> Records supplied:
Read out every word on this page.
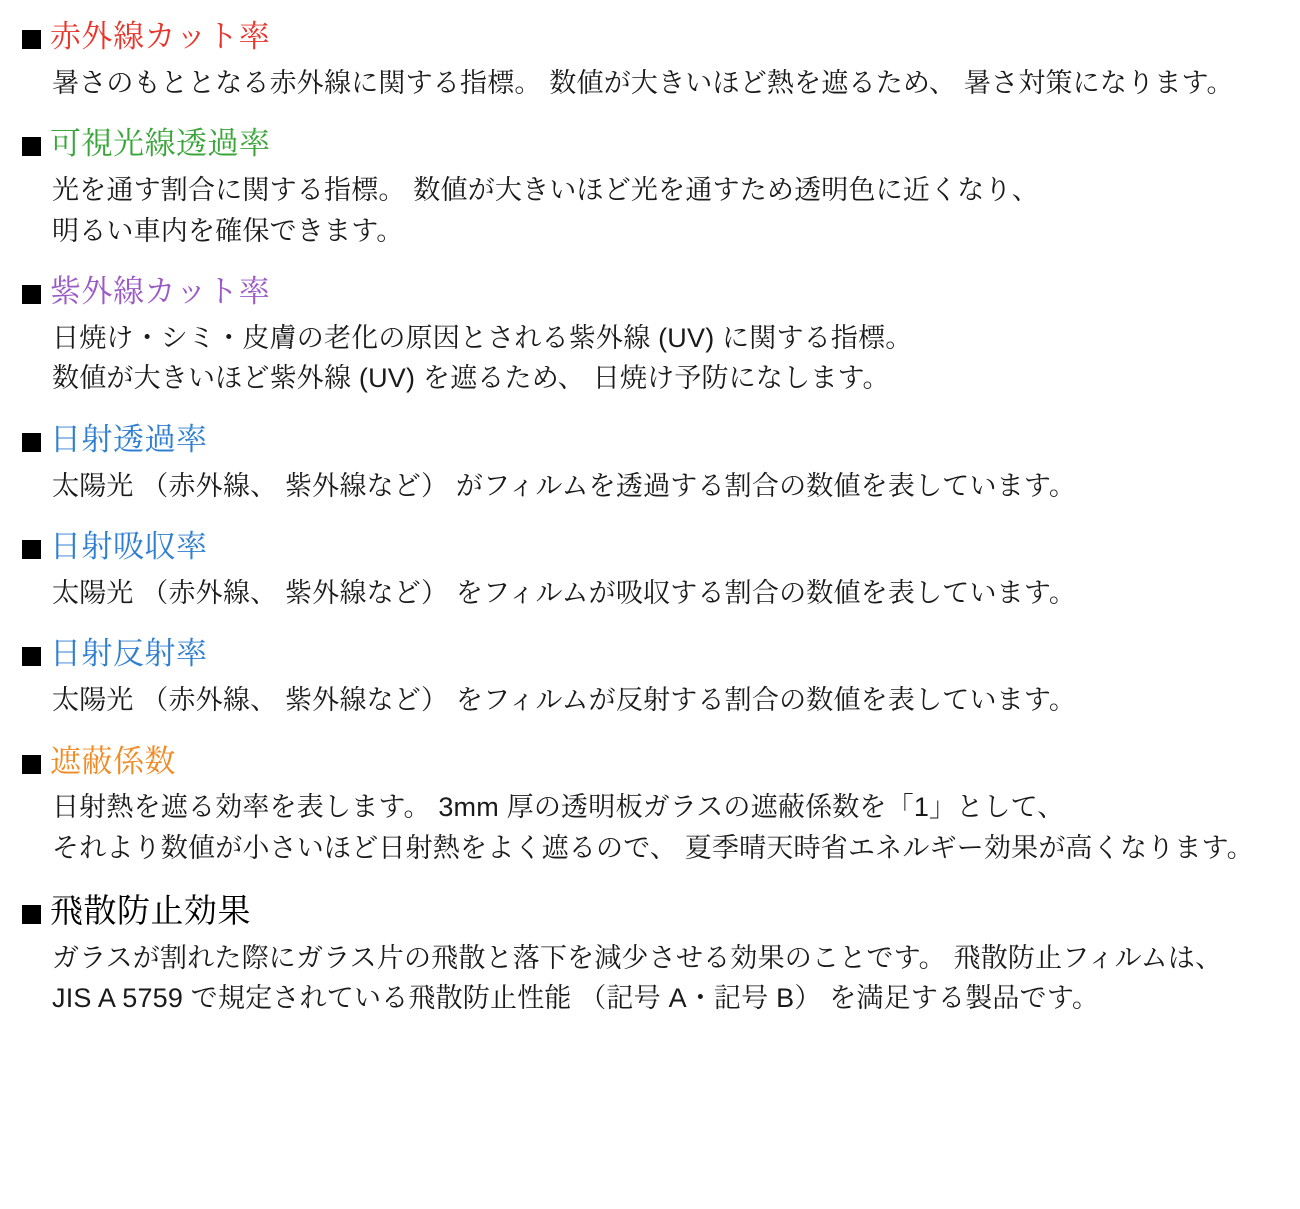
赤外線カット率
暑さのもととなる赤外線に関する指標。 数値が大きいほど熱を遮るため、 暑さ対策になります。
可視光線透過率
光を通す割合に関する指標。 数値が大きいほど光を通すため透明色に近くなり、
明るい車内を確保できます。
紫外線カット率
日焼け・シミ・皮膚の老化の原因とされる紫外線 (UV) に関する指標。
数値が大きいほど紫外線 (UV) を遮るため、 日焼け予防になします。
日射透過率
太陽光 （赤外線、 紫外線など） がフィルムを透過する割合の数値を表しています。
日射吸収率
太陽光 （赤外線、 紫外線など） をフィルムが吸収する割合の数値を表しています。
日射反射率
太陽光 （赤外線、 紫外線など） をフィルムが反射する割合の数値を表しています。
遮蔽係数
日射熱を遮る効率を表します。 3mm 厚の透明板ガラスの遮蔽係数を「1」として、
それより数値が小さいほど日射熱をよく遮るので、 夏季晴天時省エネルギー効果が高くなります。
飛散防止効果
ガラスが割れた際にガラス片の飛散と落下を減少させる効果のことです。 飛散防止フィルムは、
JIS A 5759 で規定されている飛散防止性能 （記号 A・記号 B） を満足する製品です。
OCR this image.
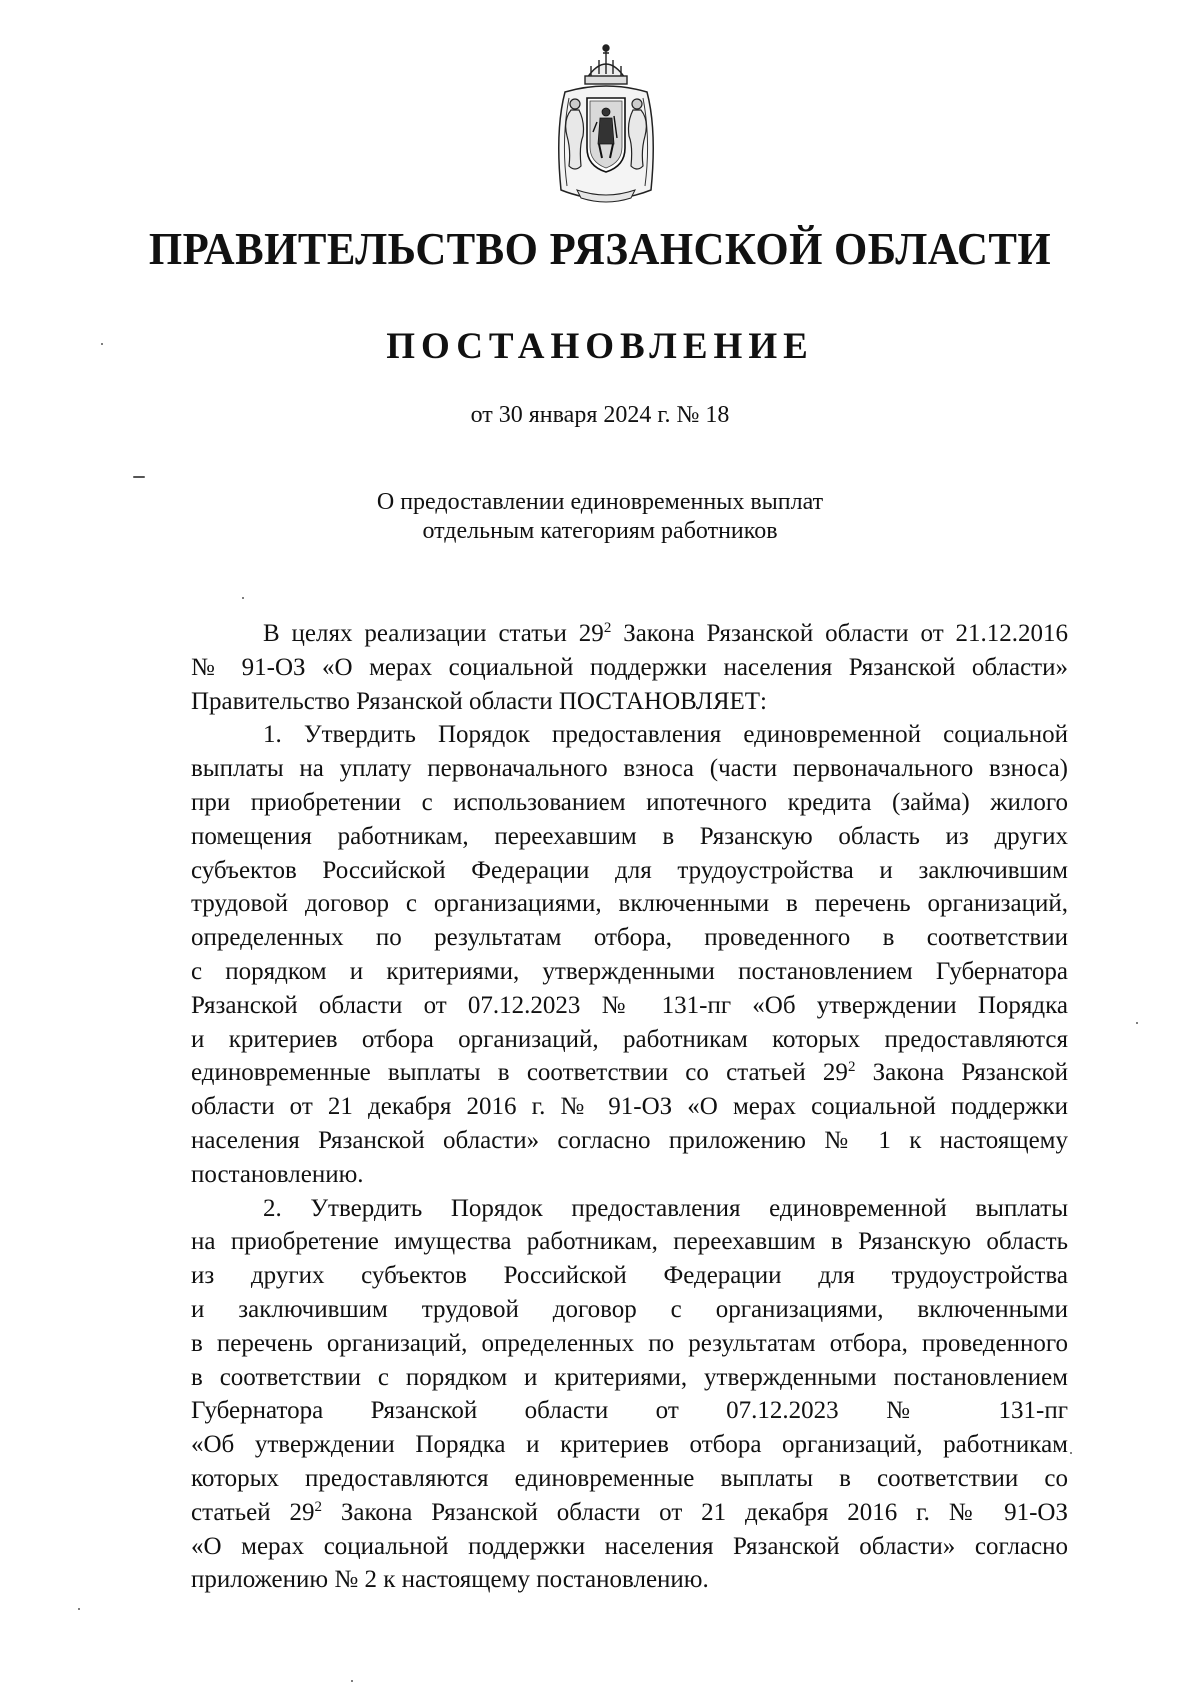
ПРАВИТЕЛЬСТВО РЯЗАНСКОЙ ОБЛАСТИ
ПОСТАНОВЛЕНИЕ
от 30 января 2024 г. № 18
О предоставлении единовременных выплат
отдельным категориям работников
В целях реализации статьи $29^2$ Закона Рязанской области от 21.12.2016
№ 91-ОЗ «О мерах социальной поддержки населения Рязанской области»
Правительство Рязанской области ПОСТАНОВЛЯЕТ:
1. Утвердить Порядок предоставления единовременной социальной
выплаты на уплату первоначального взноса (части первоначального взноса)
при приобретении с использованием ипотечного кредита (займа) жилого
помещения работникам, переехавшим в Рязанскую область из других
субъектов Российской Федерации для трудоустройства и заключившим
трудовой договор с организациями, включенными в перечень организаций,
определенных по результатам отбора, проведенного в соответствии
с порядком и критериями, утвержденными постановлением Губернатора
Рязанской области от 07.12.2023 № 131-пг «Об утверждении Порядка
и критериев отбора организаций, работникам которых предоставляются
единовременные выплаты в соответствии со статьей $29^2$ Закона Рязанской
области от 21 декабря 2016 г. № 91-ОЗ «О мерах социальной поддержки
населения Рязанской области» согласно приложению № 1 к настоящему
постановлению.
2. Утвердить Порядок предоставления единовременной выплаты
на приобретение имущества работникам, переехавшим в Рязанскую область
из других субъектов Российской Федерации для трудоустройства
и заключившим трудовой договор с организациями, включенными
в перечень организаций, определенных по результатам отбора, проведенного
в соответствии с порядком и критериями, утвержденными постановлением
Губернатора Рязанской области от 07.12.2023 № 131-пг
«Об утверждении Порядка и критериев отбора организаций, работникам
которых предоставляются единовременные выплаты в соответствии со
статьей $29^2$ Закона Рязанской области от 21 декабря 2016 г. № 91-ОЗ
«О мерах социальной поддержки населения Рязанской области» согласно
приложению № 2 к настоящему постановлению.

> Problem requirements: Retype the whole listing exactly and leave the pictures out.

> Answer:
Read out every word on this page.
赤外線カット率
暑さのもととなる赤外線に関する指標。 数値が大きいほど熱を遮るため、 暑さ対策になります。
可視光線透過率
光を通す割合に関する指標。 数値が大きいほど光を通すため透明色に近くなり、
明るい車内を確保できます。
紫外線カット率
日焼け・シミ・皮膚の老化の原因とされる紫外線 (UV) に関する指標。
数値が大きいほど紫外線 (UV) を遮るため、 日焼け予防になします。
日射透過率
太陽光 （赤外線、 紫外線など） がフィルムを透過する割合の数値を表しています。
日射吸収率
太陽光 （赤外線、 紫外線など） をフィルムが吸収する割合の数値を表しています。
日射反射率
太陽光 （赤外線、 紫外線など） をフィルムが反射する割合の数値を表しています。
遮蔽係数
日射熱を遮る効率を表します。 3mm 厚の透明板ガラスの遮蔽係数を「1」として、
それより数値が小さいほど日射熱をよく遮るので、 夏季晴天時省エネルギー効果が高くなります。
飛散防止効果
ガラスが割れた際にガラス片の飛散と落下を減少させる効果のことです。 飛散防止フィルムは、
JIS A 5759 で規定されている飛散防止性能 （記号 A・記号 B） を満足する製品です。
OCR this image.
ПРАВИТЕЛЬСТВО РЯЗАНСКОЙ ОБЛАСТИ
ПОСТАНОВЛЕНИЕ
от 30 января 2024 г. № 18
О предоставлении единовременных выплат
отдельным категориям работников
В целях реализации статьи $29^2$ Закона Рязанской области от 21.12.2016
№ 91-ОЗ «О мерах социальной поддержки населения Рязанской области»
Правительство Рязанской области ПОСТАНОВЛЯЕТ:
1. Утвердить Порядок предоставления единовременной социальной
выплаты на уплату первоначального взноса (части первоначального взноса)
при приобретении с использованием ипотечного кредита (займа) жилого
помещения работникам, переехавшим в Рязанскую область из других
субъектов Российской Федерации для трудоустройства и заключившим
трудовой договор с организациями, включенными в перечень организаций,
определенных по результатам отбора, проведенного в соответствии
с порядком и критериями, утвержденными постановлением Губернатора
Рязанской области от 07.12.2023 № 131-пг «Об утверждении Порядка
и критериев отбора организаций, работникам которых предоставляются
единовременные выплаты в соответствии со статьей $29^2$ Закона Рязанской
области от 21 декабря 2016 г. № 91-ОЗ «О мерах социальной поддержки
населения Рязанской области» согласно приложению № 1 к настоящему
постановлению.
2. Утвердить Порядок предоставления единовременной выплаты
на приобретение имущества работникам, переехавшим в Рязанскую область
из других субъектов Российской Федерации для трудоустройства
и заключившим трудовой договор с организациями, включенными
в перечень организаций, определенных по результатам отбора, проведенного
в соответствии с порядком и критериями, утвержденными постановлением
Губернатора Рязанской области от 07.12.2023 № 131-пг
«Об утверждении Порядка и критериев отбора организаций, работникам
которых предоставляются единовременные выплаты в соответствии со
статьей $29^2$ Закона Рязанской области от 21 декабря 2016 г. № 91-ОЗ
«О мерах социальной поддержки населения Рязанской области» согласно
приложению № 2 к настоящему постановлению.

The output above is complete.